**What you have to do**
Return, word for word, every line that follows.

**Data lines**

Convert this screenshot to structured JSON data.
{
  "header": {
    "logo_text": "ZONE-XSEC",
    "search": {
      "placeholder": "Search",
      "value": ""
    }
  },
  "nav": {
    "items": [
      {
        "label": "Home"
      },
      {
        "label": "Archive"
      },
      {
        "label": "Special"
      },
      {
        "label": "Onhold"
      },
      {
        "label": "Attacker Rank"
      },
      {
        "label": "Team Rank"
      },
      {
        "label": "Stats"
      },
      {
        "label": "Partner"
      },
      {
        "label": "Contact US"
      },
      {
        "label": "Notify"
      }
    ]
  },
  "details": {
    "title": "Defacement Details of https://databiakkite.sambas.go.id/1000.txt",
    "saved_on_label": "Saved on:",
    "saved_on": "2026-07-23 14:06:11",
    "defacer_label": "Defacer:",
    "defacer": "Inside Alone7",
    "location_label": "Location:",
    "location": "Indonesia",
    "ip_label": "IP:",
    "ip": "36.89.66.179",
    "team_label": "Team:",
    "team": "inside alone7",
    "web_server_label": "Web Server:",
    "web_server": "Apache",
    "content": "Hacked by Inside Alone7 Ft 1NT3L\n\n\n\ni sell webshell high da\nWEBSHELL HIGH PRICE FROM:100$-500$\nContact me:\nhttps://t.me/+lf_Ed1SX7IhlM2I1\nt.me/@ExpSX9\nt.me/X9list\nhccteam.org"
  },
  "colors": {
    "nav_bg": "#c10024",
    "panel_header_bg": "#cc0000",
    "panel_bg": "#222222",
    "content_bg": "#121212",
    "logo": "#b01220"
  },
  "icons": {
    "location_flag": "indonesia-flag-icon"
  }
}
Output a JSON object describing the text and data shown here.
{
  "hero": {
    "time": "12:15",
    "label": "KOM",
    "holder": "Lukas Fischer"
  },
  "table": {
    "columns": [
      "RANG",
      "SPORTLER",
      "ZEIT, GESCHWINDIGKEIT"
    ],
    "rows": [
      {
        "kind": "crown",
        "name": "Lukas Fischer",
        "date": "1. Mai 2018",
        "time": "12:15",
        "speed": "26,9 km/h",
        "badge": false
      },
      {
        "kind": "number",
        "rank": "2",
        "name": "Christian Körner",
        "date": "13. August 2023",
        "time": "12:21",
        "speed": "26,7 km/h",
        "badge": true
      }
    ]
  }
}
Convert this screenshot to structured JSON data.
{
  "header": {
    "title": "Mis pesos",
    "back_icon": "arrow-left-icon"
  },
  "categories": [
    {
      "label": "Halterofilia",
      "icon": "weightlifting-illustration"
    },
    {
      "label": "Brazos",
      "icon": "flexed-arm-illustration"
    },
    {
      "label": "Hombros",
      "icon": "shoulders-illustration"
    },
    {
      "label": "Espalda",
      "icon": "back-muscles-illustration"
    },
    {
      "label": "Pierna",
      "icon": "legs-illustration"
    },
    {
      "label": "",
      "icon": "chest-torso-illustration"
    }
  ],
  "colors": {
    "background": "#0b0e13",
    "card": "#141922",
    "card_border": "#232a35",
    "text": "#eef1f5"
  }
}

**Exercise answer**
Convert this screenshot to structured JSON data.
{
  "header": {
    "logo_text": "ZONE-XSEC",
    "search": {
      "placeholder": "Search",
      "value": ""
    }
  },
  "nav": {
    "items": [
      {
        "label": "Home"
      },
      {
        "label": "Archive"
      },
      {
        "label": "Special"
      },
      {
        "label": "Onhold"
      },
      {
        "label": "Attacker Rank"
      },
      {
        "label": "Team Rank"
      },
      {
        "label": "Stats"
      },
      {
        "label": "Partner"
      },
      {
        "label": "Contact US"
      },
      {
        "label": "Notify"
      }
    ]
  },
  "details": {
    "title": "Defacement Details of https://databiakkite.sambas.go.id/1000.txt",
    "saved_on_label": "Saved on:",
    "saved_on": "2026-07-23 14:06:11",
    "defacer_label": "Defacer:",
    "defacer": "Inside Alone7",
    "location_label": "Location:",
    "location": "Indonesia",
    "ip_label": "IP:",
    "ip": "36.89.66.179",
    "team_label": "Team:",
    "team": "inside alone7",
    "web_server_label": "Web Server:",
    "web_server": "Apache",
    "content": "Hacked by Inside Alone7 Ft 1NT3L\n\n\n\ni sell webshell high da\nWEBSHELL HIGH PRICE FROM:100$-500$\nContact me:\nhttps://t.me/+lf_Ed1SX7IhlM2I1\nt.me/@ExpSX9\nt.me/X9list\nhccteam.org"
  },
  "colors": {
    "nav_bg": "#c10024",
    "panel_header_bg": "#cc0000",
    "panel_bg": "#222222",
    "content_bg": "#121212",
    "logo": "#b01220"
  },
  "icons": {
    "location_flag": "indonesia-flag-icon"
  }
}
Output a JSON object describing the text and data shown here.
{
  "hero": {
    "time": "12:15",
    "label": "KOM",
    "holder": "Lukas Fischer"
  },
  "table": {
    "columns": [
      "RANG",
      "SPORTLER",
      "ZEIT, GESCHWINDIGKEIT"
    ],
    "rows": [
      {
        "kind": "crown",
        "name": "Lukas Fischer",
        "date": "1. Mai 2018",
        "time": "12:15",
        "speed": "26,9 km/h",
        "badge": false
      },
      {
        "kind": "number",
        "rank": "2",
        "name": "Christian Körner",
        "date": "13. August 2023",
        "time": "12:21",
        "speed": "26,7 km/h",
        "badge": true
      }
    ]
  }
}
Convert this screenshot to structured JSON data.
{
  "header": {
    "title": "Mis pesos",
    "back_icon": "arrow-left-icon"
  },
  "categories": [
    {
      "label": "Halterofilia",
      "icon": "weightlifting-illustration"
    },
    {
      "label": "Brazos",
      "icon": "flexed-arm-illustration"
    },
    {
      "label": "Hombros",
      "icon": "shoulders-illustration"
    },
    {
      "label": "Espalda",
      "icon": "back-muscles-illustration"
    },
    {
      "label": "Pierna",
      "icon": "legs-illustration"
    },
    {
      "label": "",
      "icon": "chest-torso-illustration"
    }
  ],
  "colors": {
    "background": "#0b0e13",
    "card": "#141922",
    "card_border": "#232a35",
    "text": "#eef1f5"
  }
}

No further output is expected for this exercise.